_TASK TO COMPLETE_: Show every row below that contains the string "screenshot", matching its case exactly.

_PROVIDED DATA_:

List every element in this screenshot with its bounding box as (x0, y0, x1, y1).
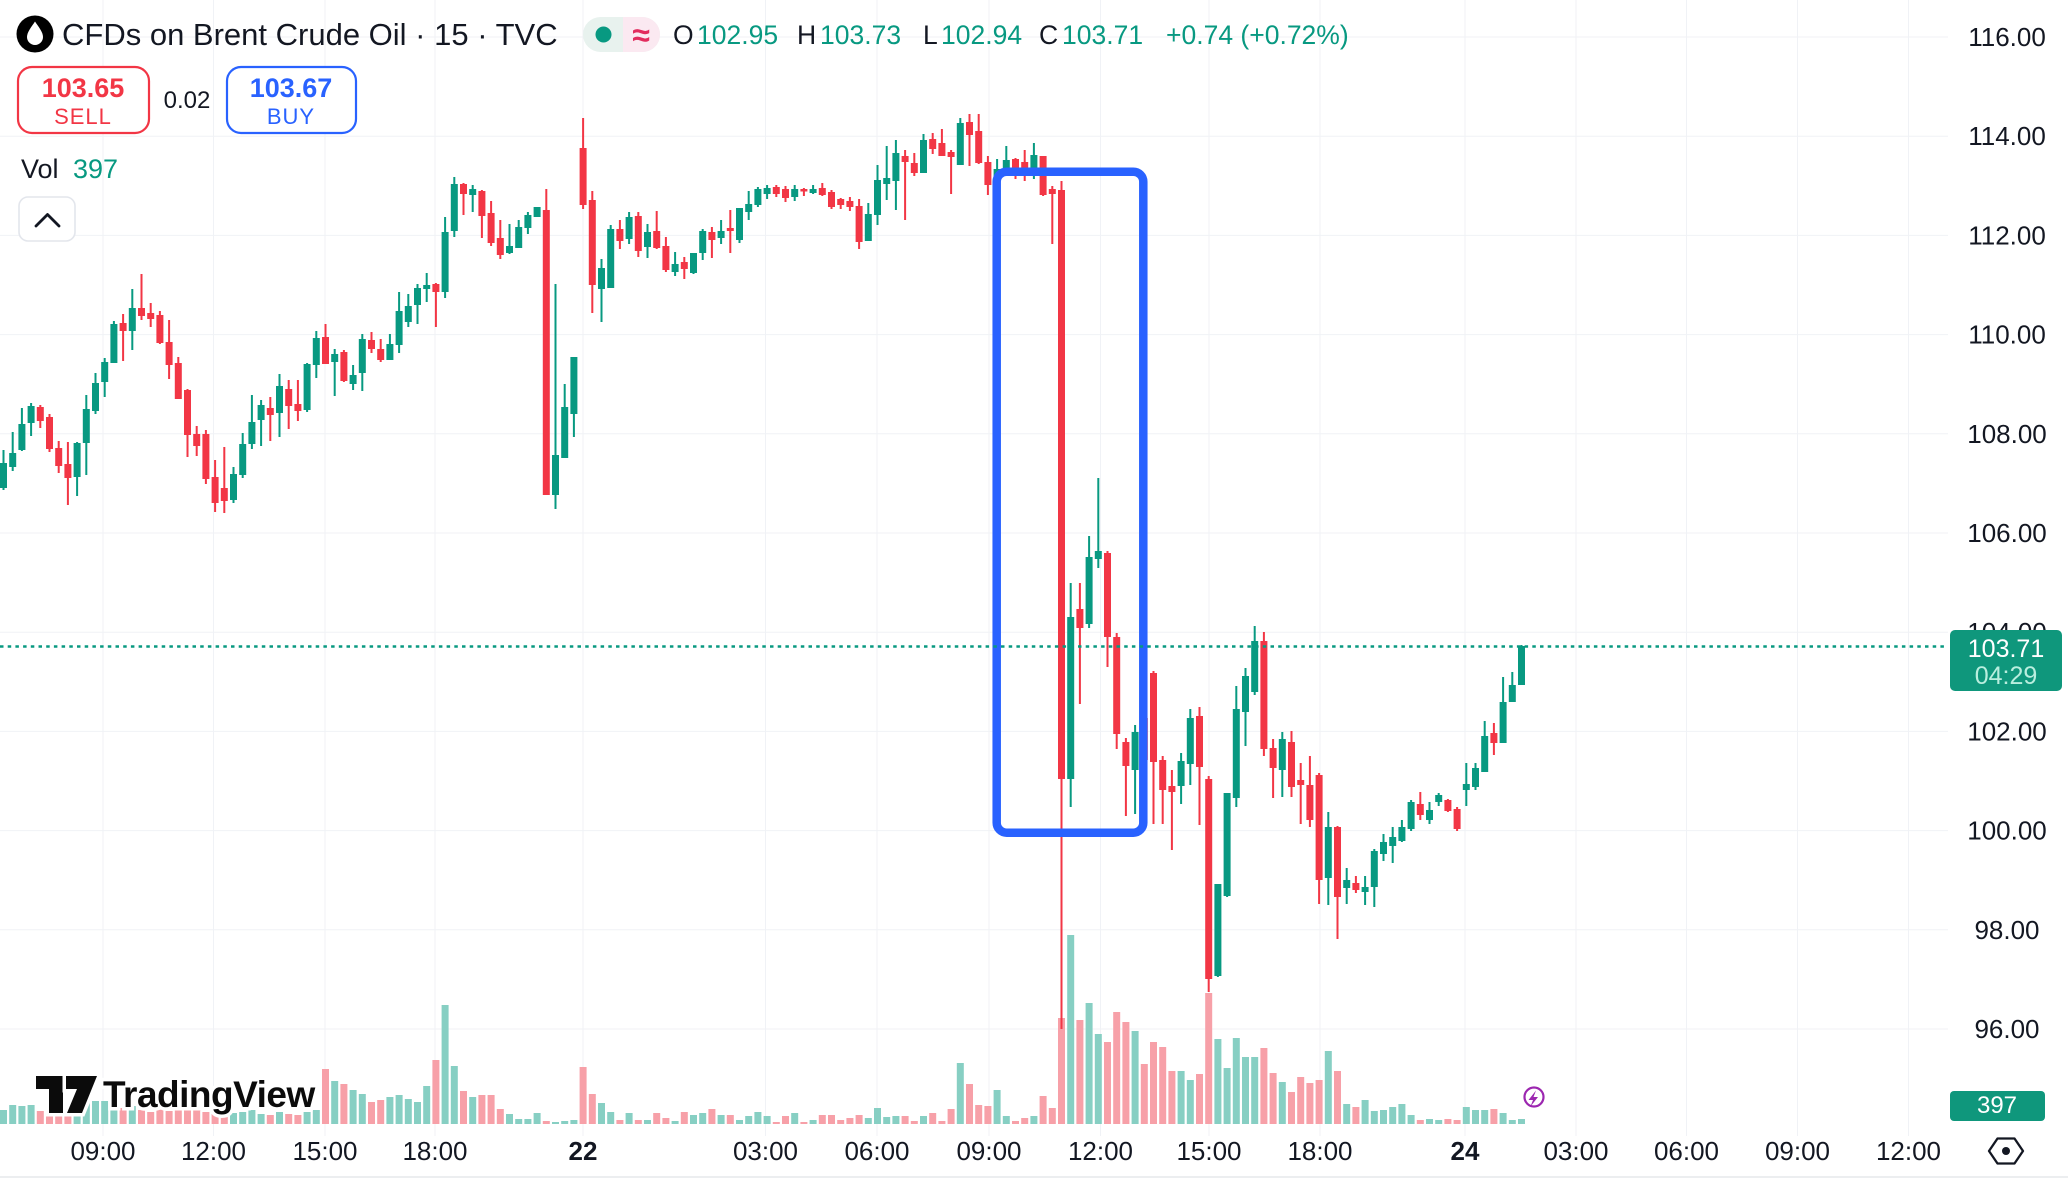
svg-text:09:00: 09:00 (70, 1136, 135, 1166)
svg-text:108.00: 108.00 (1967, 419, 2047, 449)
svg-text:Vol: Vol (21, 154, 59, 184)
svg-text:116.00: 116.00 (1968, 22, 2046, 52)
svg-text:98.00: 98.00 (1974, 915, 2039, 945)
svg-text:12:00: 12:00 (1876, 1136, 1941, 1166)
svg-text:102.00: 102.00 (1967, 716, 2047, 746)
svg-text:100.00: 100.00 (1967, 816, 2047, 846)
svg-text:03:00: 03:00 (1543, 1136, 1608, 1166)
svg-text:102.94: 102.94 (941, 20, 1022, 50)
svg-text:112.00: 112.00 (1968, 220, 2046, 250)
svg-text:18:00: 18:00 (402, 1136, 467, 1166)
svg-text:103.67: 103.67 (250, 73, 333, 103)
svg-text:SELL: SELL (54, 104, 112, 129)
svg-text:09:00: 09:00 (956, 1136, 1021, 1166)
svg-text:TradingView: TradingView (103, 1074, 315, 1115)
svg-text:103.71: 103.71 (1062, 20, 1143, 50)
svg-text:103.65: 103.65 (42, 73, 125, 103)
svg-text:102.95: 102.95 (697, 20, 778, 50)
svg-text:O: O (673, 20, 694, 50)
svg-text:03:00: 03:00 (733, 1136, 798, 1166)
svg-text:BUY: BUY (267, 104, 315, 129)
svg-text:106.00: 106.00 (1967, 518, 2047, 548)
svg-text:15:00: 15:00 (1176, 1136, 1241, 1166)
svg-text:H: H (797, 20, 816, 50)
svg-text:103.71: 103.71 (1968, 635, 2044, 663)
svg-text:≈: ≈ (632, 17, 650, 53)
svg-text:L: L (923, 20, 938, 50)
svg-text:CFDs on Brent Crude Oil · 15 ·: CFDs on Brent Crude Oil · 15 · TVC (62, 17, 558, 52)
svg-text:24: 24 (1451, 1136, 1480, 1166)
svg-text:C: C (1039, 20, 1058, 50)
svg-text:+0.74 (+0.72%): +0.74 (+0.72%) (1166, 20, 1349, 50)
svg-text:12:00: 12:00 (1068, 1136, 1133, 1166)
svg-text:15:00: 15:00 (292, 1136, 357, 1166)
svg-text:06:00: 06:00 (1654, 1136, 1719, 1166)
svg-text:397: 397 (73, 154, 118, 184)
svg-text:04:29: 04:29 (1975, 662, 2038, 690)
svg-text:0.02: 0.02 (164, 87, 211, 114)
svg-text:18:00: 18:00 (1287, 1136, 1352, 1166)
svg-text:09:00: 09:00 (1765, 1136, 1830, 1166)
svg-text:114.00: 114.00 (1968, 121, 2046, 151)
svg-text:22: 22 (569, 1136, 598, 1166)
svg-text:397: 397 (1977, 1092, 2017, 1119)
svg-text:06:00: 06:00 (844, 1136, 909, 1166)
svg-text:110.00: 110.00 (1968, 320, 2046, 350)
svg-text:103.73: 103.73 (820, 20, 901, 50)
svg-text:96.00: 96.00 (1974, 1014, 2039, 1044)
svg-text:12:00: 12:00 (181, 1136, 246, 1166)
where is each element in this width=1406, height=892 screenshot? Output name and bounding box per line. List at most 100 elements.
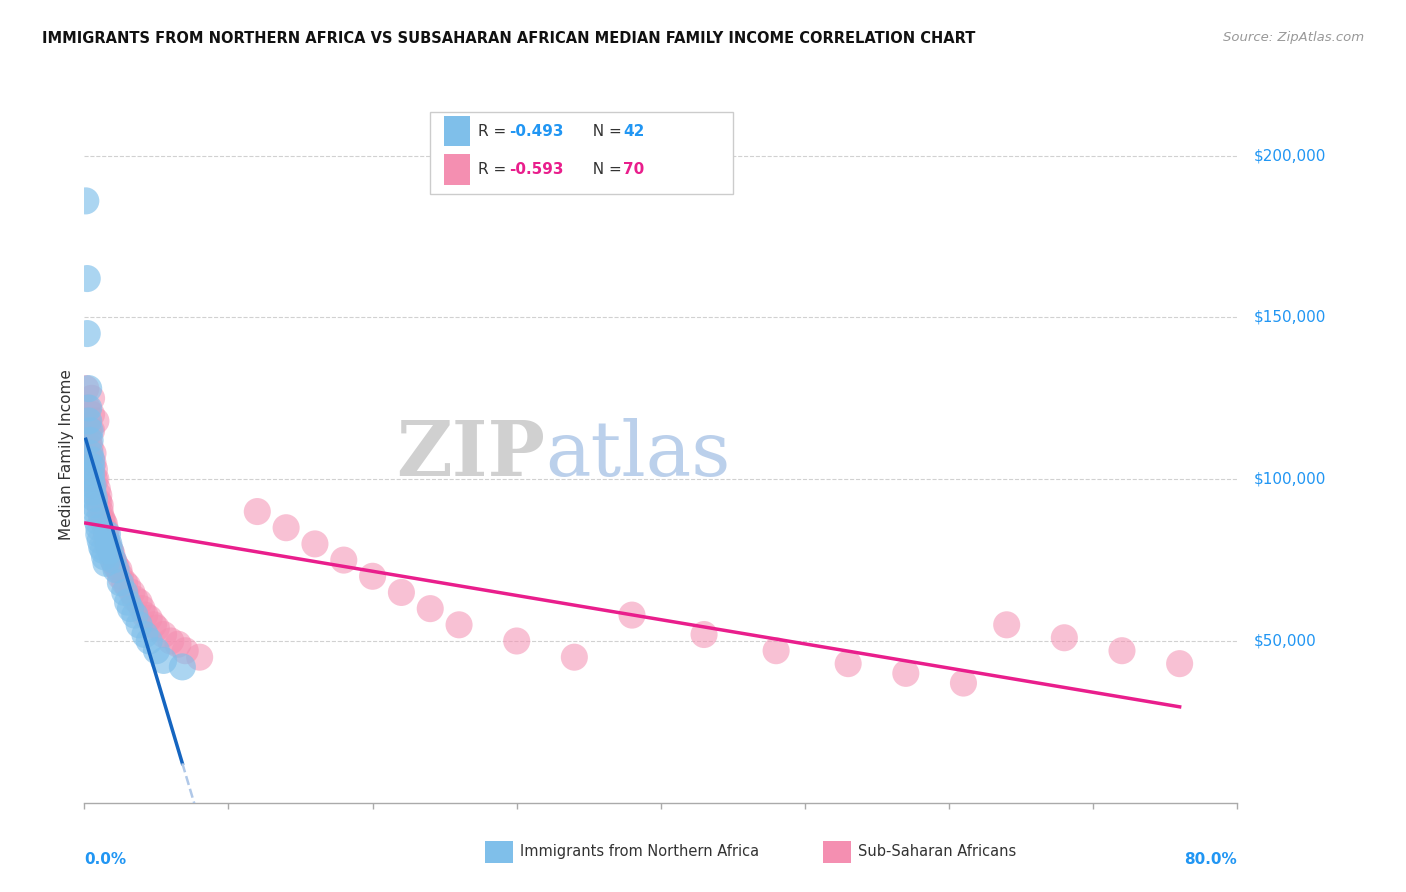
Point: [87, 521, 110, 535]
Point: [128, 617, 150, 632]
Text: Immigrants from Northern Africa: Immigrants from Northern Africa: [520, 845, 759, 859]
Text: 80.0%: 80.0%: [1184, 852, 1237, 867]
Point: [90, 511, 112, 525]
Point: [447, 617, 470, 632]
Point: [104, 557, 127, 571]
Point: [80, 452, 103, 467]
Point: [103, 553, 124, 567]
Point: [506, 634, 529, 648]
Point: [76, 326, 98, 341]
Point: [94, 557, 117, 571]
Point: [97, 537, 120, 551]
Point: [76, 271, 98, 285]
Point: [117, 595, 139, 609]
Point: [98, 543, 121, 558]
Point: [86, 482, 108, 496]
Point: [77, 414, 100, 428]
Point: [145, 621, 167, 635]
Point: [89, 533, 111, 548]
Point: [96, 527, 118, 541]
Point: [75, 382, 97, 396]
Point: [80, 472, 103, 486]
Point: [91, 514, 114, 528]
Text: $100,000: $100,000: [1254, 472, 1326, 487]
Point: [84, 504, 107, 518]
Point: [87, 488, 110, 502]
Point: [83, 462, 105, 476]
Point: [82, 456, 104, 470]
Point: [142, 617, 165, 632]
Point: [160, 634, 183, 648]
Point: [87, 495, 110, 509]
Text: R =: R =: [478, 162, 512, 177]
Point: [79, 424, 101, 438]
Point: [98, 543, 121, 558]
Point: [167, 637, 190, 651]
Point: [995, 617, 1018, 632]
Point: [120, 601, 142, 615]
Text: R =: R =: [478, 124, 512, 138]
Point: [419, 601, 441, 615]
Point: [894, 666, 917, 681]
Point: [138, 611, 160, 625]
Point: [77, 424, 100, 438]
Point: [103, 553, 124, 567]
Point: [138, 634, 160, 648]
Point: [84, 414, 107, 428]
Point: [79, 434, 101, 448]
Text: -0.593: -0.593: [509, 162, 564, 177]
Point: [152, 653, 174, 667]
Text: N =: N =: [583, 162, 627, 177]
Point: [114, 575, 136, 590]
Point: [80, 392, 103, 406]
Text: N =: N =: [583, 124, 627, 138]
Point: [765, 643, 787, 657]
Point: [93, 517, 115, 532]
Point: [90, 540, 112, 554]
Point: [76, 401, 98, 415]
Point: [391, 585, 413, 599]
Point: [1053, 631, 1076, 645]
Point: [97, 540, 120, 554]
Text: -0.493: -0.493: [509, 124, 564, 138]
Point: [124, 591, 146, 606]
Point: [77, 434, 100, 448]
Point: [131, 601, 153, 615]
Point: [172, 660, 194, 674]
Point: [562, 650, 586, 665]
Point: [110, 569, 132, 583]
Point: [82, 446, 104, 460]
Text: $200,000: $200,000: [1254, 148, 1326, 163]
Point: [128, 595, 150, 609]
Point: [75, 194, 97, 208]
Point: [87, 527, 110, 541]
Point: [83, 472, 105, 486]
Point: [100, 547, 122, 561]
Point: [80, 466, 103, 480]
Point: [89, 498, 111, 512]
Point: [117, 579, 139, 593]
Point: [83, 498, 105, 512]
Point: [134, 608, 156, 623]
Point: [121, 585, 143, 599]
Point: [82, 478, 104, 492]
Point: [952, 676, 974, 690]
Point: [246, 504, 269, 518]
Point: [188, 650, 211, 665]
Point: [621, 608, 644, 623]
Point: [332, 553, 354, 567]
Point: [79, 450, 101, 464]
Point: [124, 608, 146, 623]
Text: 42: 42: [623, 124, 644, 138]
Point: [76, 414, 98, 428]
Point: [174, 643, 197, 657]
Point: [274, 521, 298, 535]
Point: [837, 657, 859, 671]
Point: [693, 627, 716, 641]
Point: [94, 524, 117, 538]
Point: [80, 424, 103, 438]
Text: ZIP: ZIP: [396, 418, 546, 491]
Text: $50,000: $50,000: [1254, 633, 1317, 648]
Point: [86, 514, 108, 528]
Point: [91, 543, 114, 558]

_ANSWER TO THIS EXERCISE_:
List every element in this screenshot with its bounding box as (x0, y0, x1, y1).
where is each element in this width=1406, height=892 screenshot? Output name and bounding box per line. List at most 100 elements.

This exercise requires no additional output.